- Do this -
Are you able to retype all the records below exactly?
<<<<
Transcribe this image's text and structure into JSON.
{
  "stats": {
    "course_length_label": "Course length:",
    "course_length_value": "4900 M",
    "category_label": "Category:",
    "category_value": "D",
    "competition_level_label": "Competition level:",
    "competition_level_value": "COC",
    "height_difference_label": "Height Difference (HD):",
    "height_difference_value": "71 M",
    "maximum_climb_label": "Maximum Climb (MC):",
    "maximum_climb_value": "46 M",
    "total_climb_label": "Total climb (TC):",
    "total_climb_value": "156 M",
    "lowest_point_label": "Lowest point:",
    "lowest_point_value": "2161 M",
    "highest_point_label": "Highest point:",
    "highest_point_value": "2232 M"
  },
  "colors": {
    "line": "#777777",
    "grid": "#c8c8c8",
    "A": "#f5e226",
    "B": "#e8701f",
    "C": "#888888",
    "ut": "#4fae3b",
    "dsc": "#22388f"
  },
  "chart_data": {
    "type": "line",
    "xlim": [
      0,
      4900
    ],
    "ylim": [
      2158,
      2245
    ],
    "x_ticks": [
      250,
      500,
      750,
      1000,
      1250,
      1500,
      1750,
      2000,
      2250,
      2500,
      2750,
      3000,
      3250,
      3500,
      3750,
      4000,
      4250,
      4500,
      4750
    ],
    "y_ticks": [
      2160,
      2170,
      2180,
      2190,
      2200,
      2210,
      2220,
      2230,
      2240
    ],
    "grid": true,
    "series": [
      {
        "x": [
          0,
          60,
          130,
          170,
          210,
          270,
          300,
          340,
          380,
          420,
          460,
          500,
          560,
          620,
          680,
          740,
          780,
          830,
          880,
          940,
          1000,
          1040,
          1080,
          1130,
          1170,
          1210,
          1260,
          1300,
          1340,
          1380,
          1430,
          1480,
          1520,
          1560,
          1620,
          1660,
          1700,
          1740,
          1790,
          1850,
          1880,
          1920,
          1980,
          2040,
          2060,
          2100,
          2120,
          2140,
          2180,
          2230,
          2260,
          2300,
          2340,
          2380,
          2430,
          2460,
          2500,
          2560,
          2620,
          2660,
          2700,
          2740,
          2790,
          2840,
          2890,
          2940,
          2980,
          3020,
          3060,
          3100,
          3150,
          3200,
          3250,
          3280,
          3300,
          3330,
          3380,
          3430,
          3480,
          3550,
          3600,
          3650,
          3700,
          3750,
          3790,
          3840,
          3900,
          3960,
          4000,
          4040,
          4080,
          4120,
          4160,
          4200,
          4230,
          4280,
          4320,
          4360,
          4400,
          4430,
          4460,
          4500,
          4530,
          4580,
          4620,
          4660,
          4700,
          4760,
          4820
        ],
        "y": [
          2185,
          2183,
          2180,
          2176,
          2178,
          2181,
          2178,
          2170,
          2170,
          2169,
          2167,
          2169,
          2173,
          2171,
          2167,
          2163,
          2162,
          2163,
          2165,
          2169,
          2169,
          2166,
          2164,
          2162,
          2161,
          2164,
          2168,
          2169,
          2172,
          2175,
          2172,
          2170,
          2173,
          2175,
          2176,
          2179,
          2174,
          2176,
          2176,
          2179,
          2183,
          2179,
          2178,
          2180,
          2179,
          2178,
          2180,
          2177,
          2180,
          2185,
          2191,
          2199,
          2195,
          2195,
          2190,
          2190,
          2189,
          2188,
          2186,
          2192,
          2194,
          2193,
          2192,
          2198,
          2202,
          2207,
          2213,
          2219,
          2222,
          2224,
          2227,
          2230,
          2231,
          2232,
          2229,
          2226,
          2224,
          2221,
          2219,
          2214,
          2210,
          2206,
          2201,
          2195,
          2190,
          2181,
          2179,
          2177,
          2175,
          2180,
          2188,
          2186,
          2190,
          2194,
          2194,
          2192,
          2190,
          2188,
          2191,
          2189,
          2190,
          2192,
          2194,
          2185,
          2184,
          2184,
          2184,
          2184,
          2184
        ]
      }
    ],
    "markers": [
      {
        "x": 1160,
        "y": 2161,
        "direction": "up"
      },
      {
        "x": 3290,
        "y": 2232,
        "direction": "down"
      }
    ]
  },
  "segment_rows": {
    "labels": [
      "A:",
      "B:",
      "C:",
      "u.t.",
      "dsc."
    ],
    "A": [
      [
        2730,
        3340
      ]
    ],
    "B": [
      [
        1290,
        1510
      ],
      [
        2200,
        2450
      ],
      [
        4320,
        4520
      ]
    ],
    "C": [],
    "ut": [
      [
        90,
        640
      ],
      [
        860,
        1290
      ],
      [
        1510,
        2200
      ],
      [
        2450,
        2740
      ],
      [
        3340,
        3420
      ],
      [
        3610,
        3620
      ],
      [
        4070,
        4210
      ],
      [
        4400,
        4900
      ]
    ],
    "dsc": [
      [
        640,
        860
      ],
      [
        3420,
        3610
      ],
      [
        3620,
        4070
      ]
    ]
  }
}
>>>>
- Full response -
Transcribe this image's text and structure into JSON.
{
  "stats": {
    "course_length_label": "Course length:",
    "course_length_value": "4900 M",
    "category_label": "Category:",
    "category_value": "D",
    "competition_level_label": "Competition level:",
    "competition_level_value": "COC",
    "height_difference_label": "Height Difference (HD):",
    "height_difference_value": "71 M",
    "maximum_climb_label": "Maximum Climb (MC):",
    "maximum_climb_value": "46 M",
    "total_climb_label": "Total climb (TC):",
    "total_climb_value": "156 M",
    "lowest_point_label": "Lowest point:",
    "lowest_point_value": "2161 M",
    "highest_point_label": "Highest point:",
    "highest_point_value": "2232 M"
  },
  "colors": {
    "line": "#777777",
    "grid": "#c8c8c8",
    "A": "#f5e226",
    "B": "#e8701f",
    "C": "#888888",
    "ut": "#4fae3b",
    "dsc": "#22388f"
  },
  "chart_data": {
    "type": "line",
    "xlim": [
      0,
      4900
    ],
    "ylim": [
      2158,
      2245
    ],
    "x_ticks": [
      250,
      500,
      750,
      1000,
      1250,
      1500,
      1750,
      2000,
      2250,
      2500,
      2750,
      3000,
      3250,
      3500,
      3750,
      4000,
      4250,
      4500,
      4750
    ],
    "y_ticks": [
      2160,
      2170,
      2180,
      2190,
      2200,
      2210,
      2220,
      2230,
      2240
    ],
    "grid": true,
    "series": [
      {
        "x": [
          0,
          60,
          130,
          170,
          210,
          270,
          300,
          340,
          380,
          420,
          460,
          500,
          560,
          620,
          680,
          740,
          780,
          830,
          880,
          940,
          1000,
          1040,
          1080,
          1130,
          1170,
          1210,
          1260,
          1300,
          1340,
          1380,
          1430,
          1480,
          1520,
          1560,
          1620,
          1660,
          1700,
          1740,
          1790,
          1850,
          1880,
          1920,
          1980,
          2040,
          2060,
          2100,
          2120,
          2140,
          2180,
          2230,
          2260,
          2300,
          2340,
          2380,
          2430,
          2460,
          2500,
          2560,
          2620,
          2660,
          2700,
          2740,
          2790,
          2840,
          2890,
          2940,
          2980,
          3020,
          3060,
          3100,
          3150,
          3200,
          3250,
          3280,
          3300,
          3330,
          3380,
          3430,
          3480,
          3550,
          3600,
          3650,
          3700,
          3750,
          3790,
          3840,
          3900,
          3960,
          4000,
          4040,
          4080,
          4120,
          4160,
          4200,
          4230,
          4280,
          4320,
          4360,
          4400,
          4430,
          4460,
          4500,
          4530,
          4580,
          4620,
          4660,
          4700,
          4760,
          4820
        ],
        "y": [
          2185,
          2183,
          2180,
          2176,
          2178,
          2181,
          2178,
          2170,
          2170,
          2169,
          2167,
          2169,
          2173,
          2171,
          2167,
          2163,
          2162,
          2163,
          2165,
          2169,
          2169,
          2166,
          2164,
          2162,
          2161,
          2164,
          2168,
          2169,
          2172,
          2175,
          2172,
          2170,
          2173,
          2175,
          2176,
          2179,
          2174,
          2176,
          2176,
          2179,
          2183,
          2179,
          2178,
          2180,
          2179,
          2178,
          2180,
          2177,
          2180,
          2185,
          2191,
          2199,
          2195,
          2195,
          2190,
          2190,
          2189,
          2188,
          2186,
          2192,
          2194,
          2193,
          2192,
          2198,
          2202,
          2207,
          2213,
          2219,
          2222,
          2224,
          2227,
          2230,
          2231,
          2232,
          2229,
          2226,
          2224,
          2221,
          2219,
          2214,
          2210,
          2206,
          2201,
          2195,
          2190,
          2181,
          2179,
          2177,
          2175,
          2180,
          2188,
          2186,
          2190,
          2194,
          2194,
          2192,
          2190,
          2188,
          2191,
          2189,
          2190,
          2192,
          2194,
          2185,
          2184,
          2184,
          2184,
          2184,
          2184
        ]
      }
    ],
    "markers": [
      {
        "x": 1160,
        "y": 2161,
        "direction": "up"
      },
      {
        "x": 3290,
        "y": 2232,
        "direction": "down"
      }
    ]
  },
  "segment_rows": {
    "labels": [
      "A:",
      "B:",
      "C:",
      "u.t.",
      "dsc."
    ],
    "A": [
      [
        2730,
        3340
      ]
    ],
    "B": [
      [
        1290,
        1510
      ],
      [
        2200,
        2450
      ],
      [
        4320,
        4520
      ]
    ],
    "C": [],
    "ut": [
      [
        90,
        640
      ],
      [
        860,
        1290
      ],
      [
        1510,
        2200
      ],
      [
        2450,
        2740
      ],
      [
        3340,
        3420
      ],
      [
        3610,
        3620
      ],
      [
        4070,
        4210
      ],
      [
        4400,
        4900
      ]
    ],
    "dsc": [
      [
        640,
        860
      ],
      [
        3420,
        3610
      ],
      [
        3620,
        4070
      ]
    ]
  }
}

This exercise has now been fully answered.